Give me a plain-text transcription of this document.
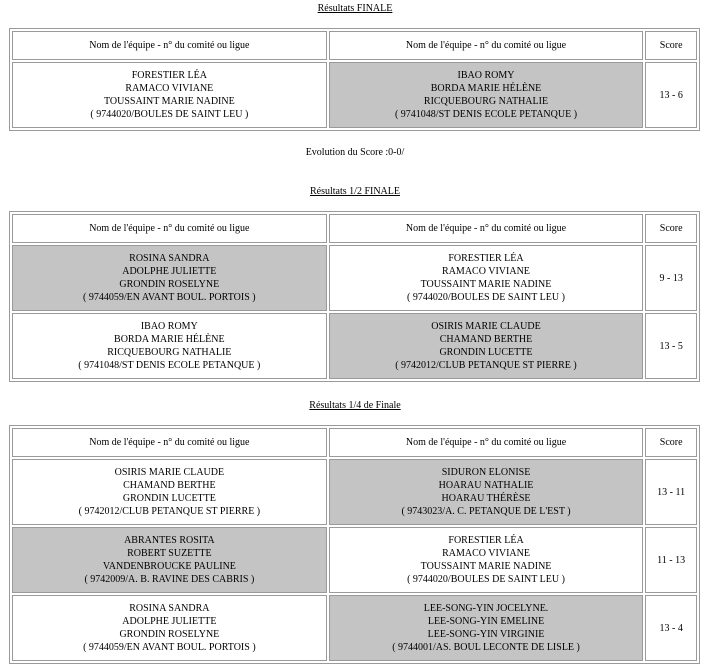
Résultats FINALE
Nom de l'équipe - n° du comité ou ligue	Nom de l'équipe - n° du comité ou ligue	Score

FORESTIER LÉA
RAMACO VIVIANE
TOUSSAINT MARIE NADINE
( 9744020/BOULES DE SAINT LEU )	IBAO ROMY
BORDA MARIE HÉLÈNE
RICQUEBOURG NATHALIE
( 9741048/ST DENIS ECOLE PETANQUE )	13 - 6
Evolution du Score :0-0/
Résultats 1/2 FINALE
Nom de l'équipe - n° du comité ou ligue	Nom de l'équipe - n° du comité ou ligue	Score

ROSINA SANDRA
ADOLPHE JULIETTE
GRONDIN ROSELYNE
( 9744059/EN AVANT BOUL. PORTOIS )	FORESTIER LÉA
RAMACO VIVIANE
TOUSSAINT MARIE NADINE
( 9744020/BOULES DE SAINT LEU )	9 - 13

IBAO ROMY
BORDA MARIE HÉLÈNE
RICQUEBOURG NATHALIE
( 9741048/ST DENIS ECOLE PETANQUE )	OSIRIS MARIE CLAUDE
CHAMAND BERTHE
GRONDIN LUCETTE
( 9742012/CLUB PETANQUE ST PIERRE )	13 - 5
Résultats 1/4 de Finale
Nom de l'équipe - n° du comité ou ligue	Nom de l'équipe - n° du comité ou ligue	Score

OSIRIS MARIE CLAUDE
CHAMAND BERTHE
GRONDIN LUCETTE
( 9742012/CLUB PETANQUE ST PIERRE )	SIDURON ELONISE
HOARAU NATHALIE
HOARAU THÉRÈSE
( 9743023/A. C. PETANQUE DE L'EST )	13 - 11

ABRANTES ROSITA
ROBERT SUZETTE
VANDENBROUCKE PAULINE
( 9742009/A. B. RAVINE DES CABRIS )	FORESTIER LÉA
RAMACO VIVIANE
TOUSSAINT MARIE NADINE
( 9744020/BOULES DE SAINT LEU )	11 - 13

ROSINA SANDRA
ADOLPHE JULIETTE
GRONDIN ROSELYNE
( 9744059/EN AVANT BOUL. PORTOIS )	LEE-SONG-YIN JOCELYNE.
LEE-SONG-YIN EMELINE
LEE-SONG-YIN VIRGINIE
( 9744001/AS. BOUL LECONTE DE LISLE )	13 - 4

* * * * * * *

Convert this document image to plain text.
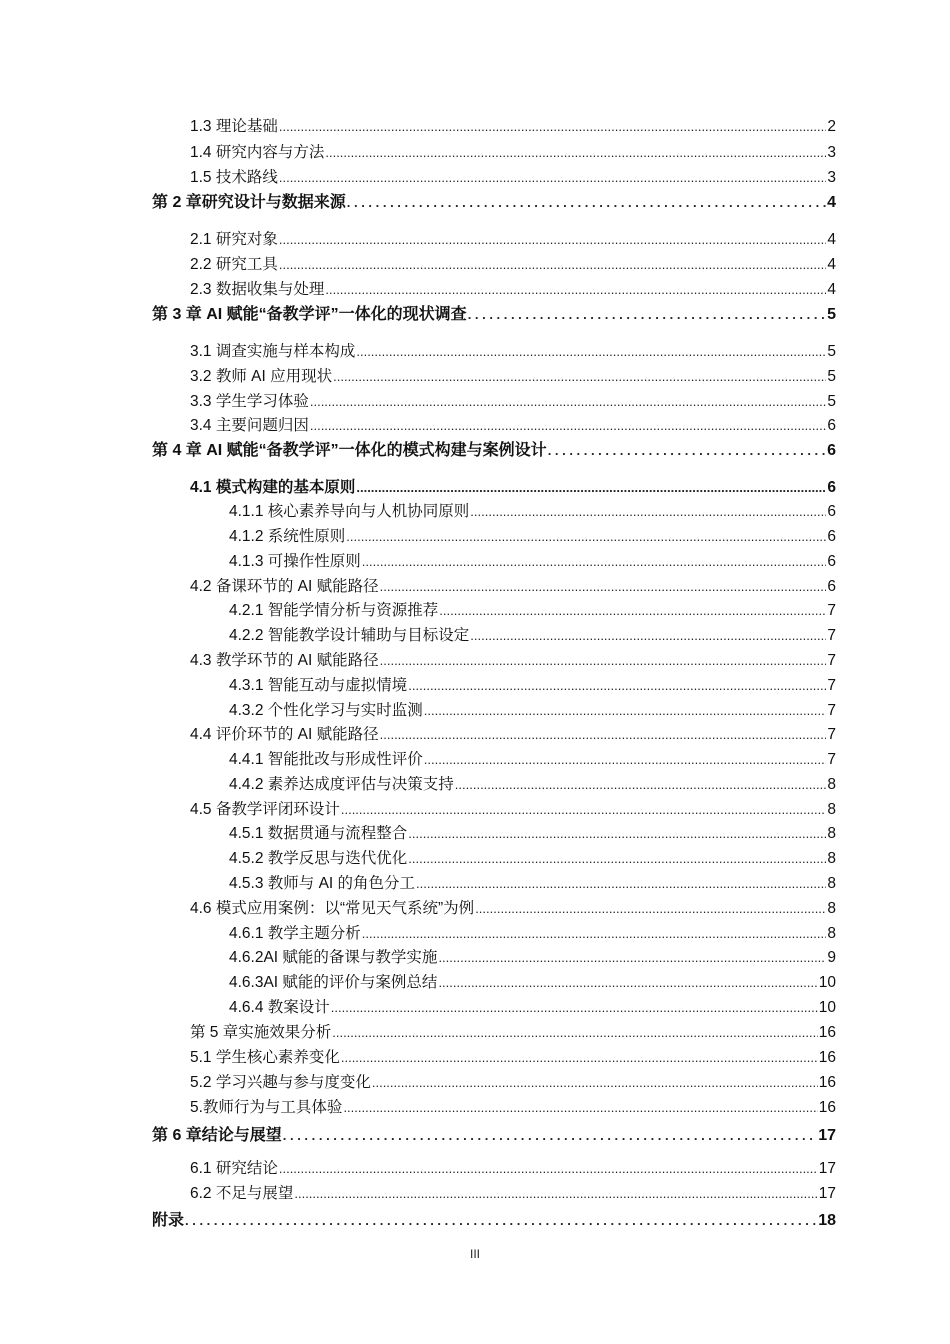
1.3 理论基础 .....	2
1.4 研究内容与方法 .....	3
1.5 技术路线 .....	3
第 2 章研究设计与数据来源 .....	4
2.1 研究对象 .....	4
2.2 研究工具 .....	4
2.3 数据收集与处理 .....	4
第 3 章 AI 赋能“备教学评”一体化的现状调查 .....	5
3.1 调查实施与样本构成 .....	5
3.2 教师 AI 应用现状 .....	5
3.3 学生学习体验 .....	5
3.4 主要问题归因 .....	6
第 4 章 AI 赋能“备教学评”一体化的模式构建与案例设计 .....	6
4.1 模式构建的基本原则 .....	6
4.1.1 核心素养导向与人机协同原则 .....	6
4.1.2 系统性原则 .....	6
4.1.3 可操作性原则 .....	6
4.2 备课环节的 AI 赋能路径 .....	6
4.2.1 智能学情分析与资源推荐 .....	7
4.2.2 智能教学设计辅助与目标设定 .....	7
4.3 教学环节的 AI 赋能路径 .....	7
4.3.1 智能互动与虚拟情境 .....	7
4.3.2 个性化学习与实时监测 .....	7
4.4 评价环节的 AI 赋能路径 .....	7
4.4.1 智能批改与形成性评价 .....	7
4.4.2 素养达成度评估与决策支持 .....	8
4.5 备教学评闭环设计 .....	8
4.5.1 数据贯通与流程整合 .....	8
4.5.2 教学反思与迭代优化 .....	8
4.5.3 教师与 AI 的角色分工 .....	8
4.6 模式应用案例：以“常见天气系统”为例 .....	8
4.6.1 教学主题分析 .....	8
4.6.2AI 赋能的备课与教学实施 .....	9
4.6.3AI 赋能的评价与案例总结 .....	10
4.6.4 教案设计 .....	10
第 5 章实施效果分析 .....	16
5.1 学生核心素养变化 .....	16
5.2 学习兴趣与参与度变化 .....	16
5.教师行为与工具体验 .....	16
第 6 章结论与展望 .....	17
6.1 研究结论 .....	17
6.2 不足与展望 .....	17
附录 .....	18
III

* * * * * * *

#### Exercise requirements
Write only the number of lines in the data above that include "IBAO".

#### Output of the task
2